# Challenge
Pull every "dear" line out of the data below.

[Dataset entries]
<<<<

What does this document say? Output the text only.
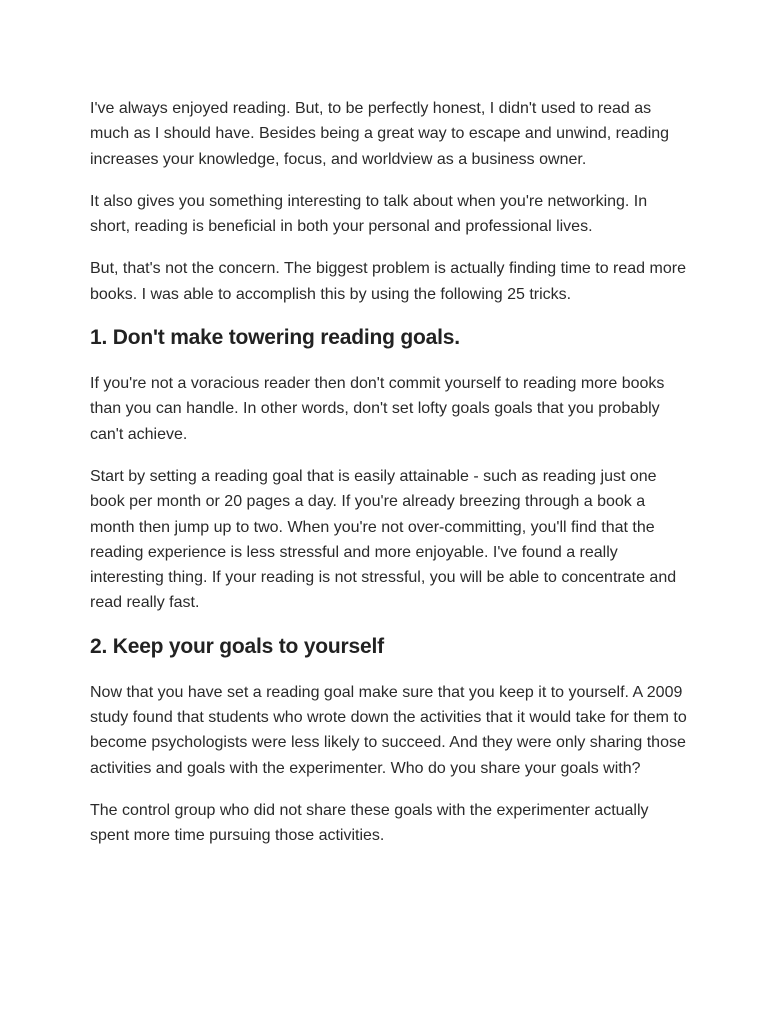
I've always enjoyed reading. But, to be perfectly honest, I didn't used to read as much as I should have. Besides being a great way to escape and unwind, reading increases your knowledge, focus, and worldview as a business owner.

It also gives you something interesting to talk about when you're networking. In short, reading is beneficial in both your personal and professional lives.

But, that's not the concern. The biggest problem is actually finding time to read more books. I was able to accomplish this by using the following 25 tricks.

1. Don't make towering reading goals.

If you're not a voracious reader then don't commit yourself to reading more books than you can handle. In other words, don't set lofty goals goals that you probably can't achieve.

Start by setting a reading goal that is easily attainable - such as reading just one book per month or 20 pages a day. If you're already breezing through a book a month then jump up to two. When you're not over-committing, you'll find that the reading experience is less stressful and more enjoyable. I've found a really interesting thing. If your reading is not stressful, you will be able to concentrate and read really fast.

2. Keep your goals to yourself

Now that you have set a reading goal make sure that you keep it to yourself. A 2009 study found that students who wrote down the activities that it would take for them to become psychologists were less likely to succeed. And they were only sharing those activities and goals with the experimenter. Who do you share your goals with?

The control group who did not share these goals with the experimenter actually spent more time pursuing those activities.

>>>>
<<<<

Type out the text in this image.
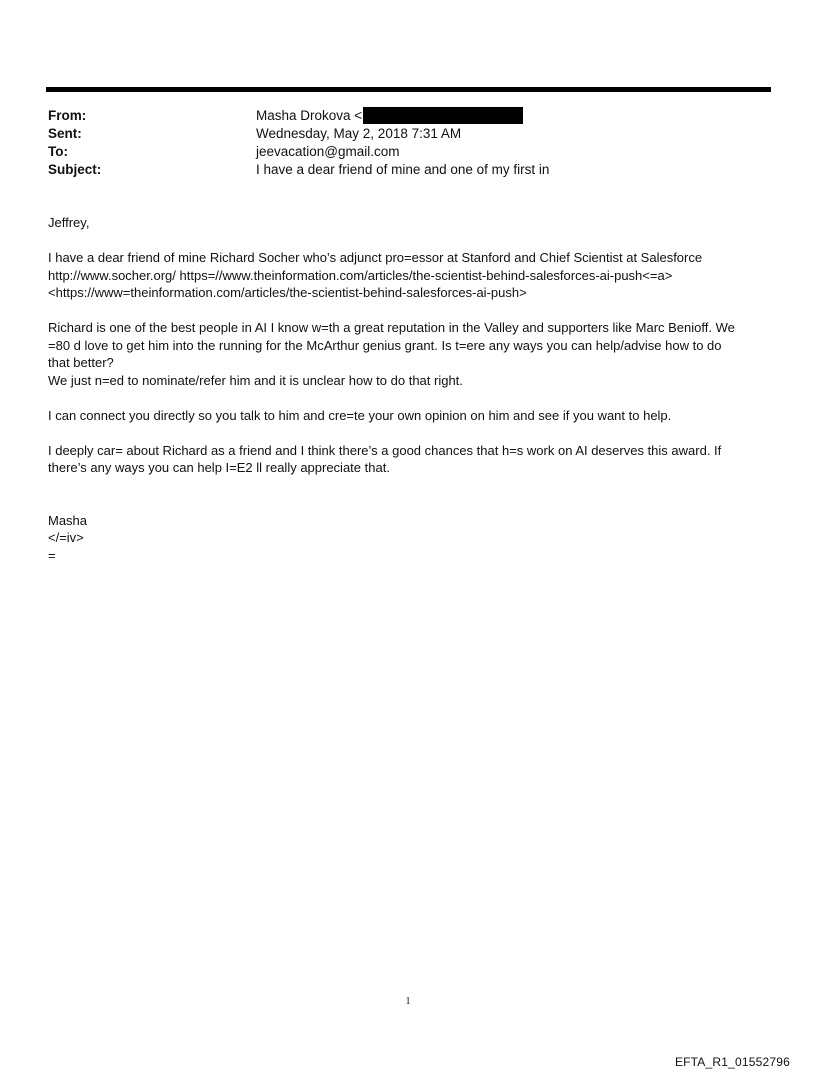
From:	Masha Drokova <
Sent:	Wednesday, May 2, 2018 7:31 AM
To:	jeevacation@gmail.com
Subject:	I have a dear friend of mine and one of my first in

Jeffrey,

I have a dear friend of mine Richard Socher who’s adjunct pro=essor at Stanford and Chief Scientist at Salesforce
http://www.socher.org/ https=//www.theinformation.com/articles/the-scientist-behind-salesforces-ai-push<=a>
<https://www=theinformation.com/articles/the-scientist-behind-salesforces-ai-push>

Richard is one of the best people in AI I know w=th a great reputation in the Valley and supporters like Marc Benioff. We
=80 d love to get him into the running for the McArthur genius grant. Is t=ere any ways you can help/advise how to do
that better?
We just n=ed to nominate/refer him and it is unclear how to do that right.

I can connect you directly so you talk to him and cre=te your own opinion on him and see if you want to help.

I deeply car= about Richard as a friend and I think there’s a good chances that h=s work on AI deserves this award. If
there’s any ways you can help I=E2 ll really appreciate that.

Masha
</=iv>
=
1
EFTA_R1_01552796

>>>>

# Full answer
Subject:	I have a dear friend of mine and one of my first in
I have a dear friend of mine Richard Socher who’s adjunct pro=essor at Stanford and Chief Scientist at Salesforce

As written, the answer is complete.